Records to process =
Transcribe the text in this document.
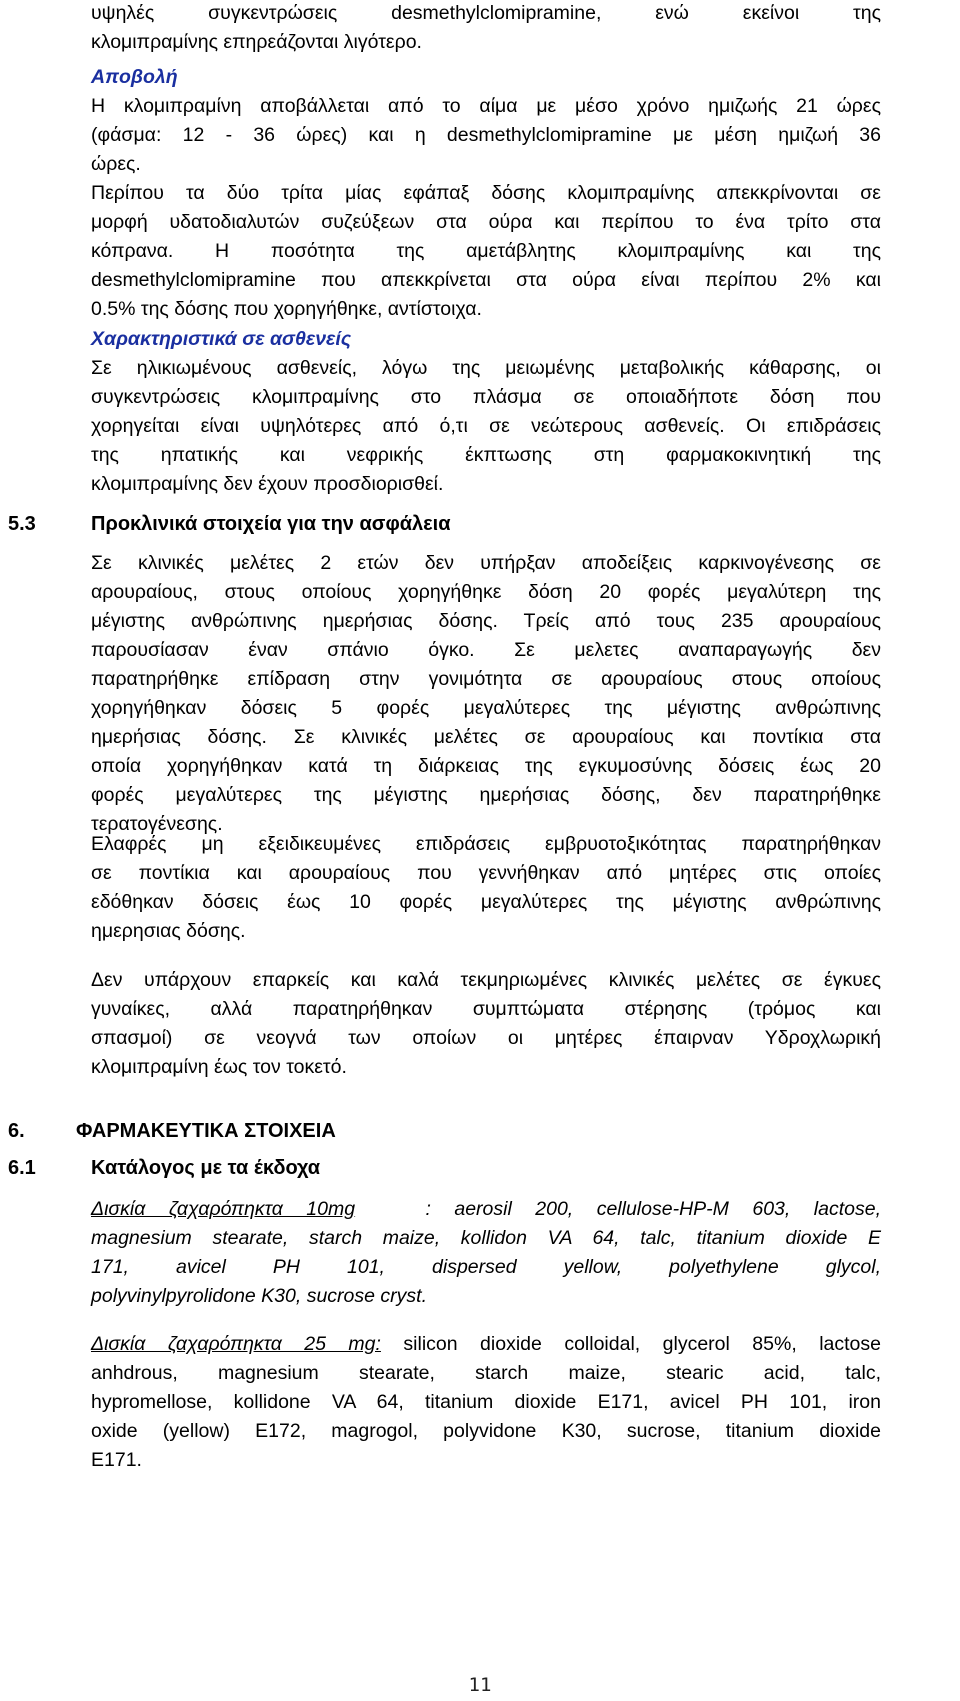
υψηλές συγκεντρώσεις desmethylclomipramine, ενώ εκείνοι της
κλομιπραμίνης επηρεάζονται λιγότερο.
Αποβολή
Η κλομιπραμίνη αποβάλλεται από το αίμα με μέσο χρόνο ημιζωής 21 ώρες
(φάσμα: 12 - 36 ώρες) και η desmethylclomipramine με μέση ημιζωή 36
ώρες.
Περίπου τα δύο τρίτα μίας εφάπαξ δόσης κλομιπραμίνης απεκκρίνονται σε
μορφή υδατοδιαλυτών συζεύξεων στα ούρα και περίπου το ένα τρίτο στα
κόπρανα. Η ποσότητα της αμετάβλητης κλομιπραμίνης και της
desmethylclomipramine που απεκκρίνεται στα ούρα είναι περίπου 2% και
0.5% της δόσης που χορηγήθηκε, αντίστοιχα.
Χαρακτηριστικά σε ασθενείς
Σε ηλικιωμένους ασθενείς, λόγω της μειωμένης μεταβολικής κάθαρσης, οι
συγκεντρώσεις κλομιπραμίνης στο πλάσμα σε οποιαδήποτε δόση που
χορηγείται είναι υψηλότερες από ό,τι σε νεώτερους ασθενείς. Οι επιδράσεις
της ηπατικής και νεφρικής έκπτωσης στη φαρμακοκινητική της
κλομιπραμίνης δεν έχουν προσδιορισθεί.
5.3	Προκλινικά στοιχεία για την ασφάλεια
Σε κλινικές μελέτες 2 ετών δεν υπήρξαν αποδείξεις καρκινογένεσης σε
αρουραίους, στους οποίους χορηγήθηκε δόση 20 φορές μεγαλύτερη της
μέγιστης ανθρώπινης ημερήσιας δόσης. Τρείς από τους 235 αρουραίους
παρουσίασαν έναν σπάνιο όγκο. Σε μελετες αναπαραγωγής δεν
παρατηρήθηκε επίδραση στην γονιμότητα σε αρουραίους στους οποίους
χορηγήθηκαν δόσεις 5 φορές μεγαλύτερες της μέγιστης ανθρώπινης
ημερήσιας δόσης. Σε κλινικές μελέτες σε αρουραίους και ποντίκια στα
οποία χορηγήθηκαν κατά τη διάρκειας της εγκυμοσύνης δόσεις έως 20
φορές μεγαλύτερες της μέγιστης ημερήσιας δόσης, δεν παρατηρήθηκε
τερατογένεσης.
Ελαφρές μη εξειδικευμένες επιδράσεις εμβρυοτοξικότητας παρατηρήθηκαν
σε ποντίκια και αρουραίους που γεννήθηκαν από μητέρες στις οποίες
εδόθηκαν δόσεις έως 10 φορές μεγαλύτερες της μέγιστης ανθρώπινης
ημερησιας δόσης.
Δεν υπάρχουν επαρκείς και καλά τεκμηριωμένες κλινικές μελέτες σε έγκυες
γυναίκες, αλλά παρατηρήθηκαν συμπτώματα στέρησης (τρόμος και
σπασμοί) σε νεογνά των οποίων οι μητέρες έπαιρναν Υδροχλωρική
κλομιπραμίνη έως τον τοκετό.
6.	ΦΑΡΜΑΚΕΥΤΙΚΑ ΣΤΟΙΧΕΙΑ
6.1	Κατάλογος με τα έκδοχα
Δισκία ζαχαρόπηκτα 10mg	: aerosil 200, cellulose-HP-M 603, lactose,
magnesium stearate, starch maize, kollidon VA 64, talc, titanium dioxide E
171, avicel PH 101, dispersed yellow, polyethylene glycol,
polyvinylpyrolidone K30, sucrose cryst.
Δισκία ζαχαρόπηκτα 25 mg: silicon dioxide colloidal, glycerol 85%, lactose
anhdrous, magnesium stearate, starch maize, stearic acid, talc,
hypromellose, kollidone VA 64, titanium dioxide E171, avicel PH 101, iron
oxide (yellow) E172, magrogol, polyvidone K30, sucrose, titanium dioxide
E171.
11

Given instruction =
Retype the entries word for word. Omit any images.

Exercise output =
Transcribe the text in this document.
υψηλές συγκεντρώσεις desmethylclomipramine, ενώ εκείνοι της
κλομιπραμίνης επηρεάζονται λιγότερο.
Αποβολή
Η κλομιπραμίνη αποβάλλεται από το αίμα με μέσο χρόνο ημιζωής 21 ώρες
(φάσμα: 12 - 36 ώρες) και η desmethylclomipramine με μέση ημιζωή 36
ώρες.
Περίπου τα δύο τρίτα μίας εφάπαξ δόσης κλομιπραμίνης απεκκρίνονται σε
μορφή υδατοδιαλυτών συζεύξεων στα ούρα και περίπου το ένα τρίτο στα
κόπρανα. Η ποσότητα της αμετάβλητης κλομιπραμίνης και της
desmethylclomipramine που απεκκρίνεται στα ούρα είναι περίπου 2% και
0.5% της δόσης που χορηγήθηκε, αντίστοιχα.
Χαρακτηριστικά σε ασθενείς
Σε ηλικιωμένους ασθενείς, λόγω της μειωμένης μεταβολικής κάθαρσης, οι
συγκεντρώσεις κλομιπραμίνης στο πλάσμα σε οποιαδήποτε δόση που
χορηγείται είναι υψηλότερες από ό,τι σε νεώτερους ασθενείς. Οι επιδράσεις
της ηπατικής και νεφρικής έκπτωσης στη φαρμακοκινητική της
κλομιπραμίνης δεν έχουν προσδιορισθεί.
5.3	Προκλινικά στοιχεία για την ασφάλεια
Σε κλινικές μελέτες 2 ετών δεν υπήρξαν αποδείξεις καρκινογένεσης σε
αρουραίους, στους οποίους χορηγήθηκε δόση 20 φορές μεγαλύτερη της
μέγιστης ανθρώπινης ημερήσιας δόσης. Τρείς από τους 235 αρουραίους
παρουσίασαν έναν σπάνιο όγκο. Σε μελετες αναπαραγωγής δεν
παρατηρήθηκε επίδραση στην γονιμότητα σε αρουραίους στους οποίους
χορηγήθηκαν δόσεις 5 φορές μεγαλύτερες της μέγιστης ανθρώπινης
ημερήσιας δόσης. Σε κλινικές μελέτες σε αρουραίους και ποντίκια στα
οποία χορηγήθηκαν κατά τη διάρκειας της εγκυμοσύνης δόσεις έως 20
φορές μεγαλύτερες της μέγιστης ημερήσιας δόσης, δεν παρατηρήθηκε
τερατογένεσης.
Ελαφρές μη εξειδικευμένες επιδράσεις εμβρυοτοξικότητας παρατηρήθηκαν
σε ποντίκια και αρουραίους που γεννήθηκαν από μητέρες στις οποίες
εδόθηκαν δόσεις έως 10 φορές μεγαλύτερες της μέγιστης ανθρώπινης
ημερησιας δόσης.
Δεν υπάρχουν επαρκείς και καλά τεκμηριωμένες κλινικές μελέτες σε έγκυες
γυναίκες, αλλά παρατηρήθηκαν συμπτώματα στέρησης (τρόμος και
σπασμοί) σε νεογνά των οποίων οι μητέρες έπαιρναν Υδροχλωρική
κλομιπραμίνη έως τον τοκετό.
6.	ΦΑΡΜΑΚΕΥΤΙΚΑ ΣΤΟΙΧΕΙΑ
6.1	Κατάλογος με τα έκδοχα
Δισκία ζαχαρόπηκτα 10mg	: aerosil 200, cellulose-HP-M 603, lactose,
magnesium stearate, starch maize, kollidon VA 64, talc, titanium dioxide E
171, avicel PH 101, dispersed yellow, polyethylene glycol,
polyvinylpyrolidone K30, sucrose cryst.
Δισκία ζαχαρόπηκτα 25 mg: silicon dioxide colloidal, glycerol 85%, lactose
anhdrous, magnesium stearate, starch maize, stearic acid, talc,
hypromellose, kollidone VA 64, titanium dioxide E171, avicel PH 101, iron
oxide (yellow) E172, magrogol, polyvidone K30, sucrose, titanium dioxide
E171.
11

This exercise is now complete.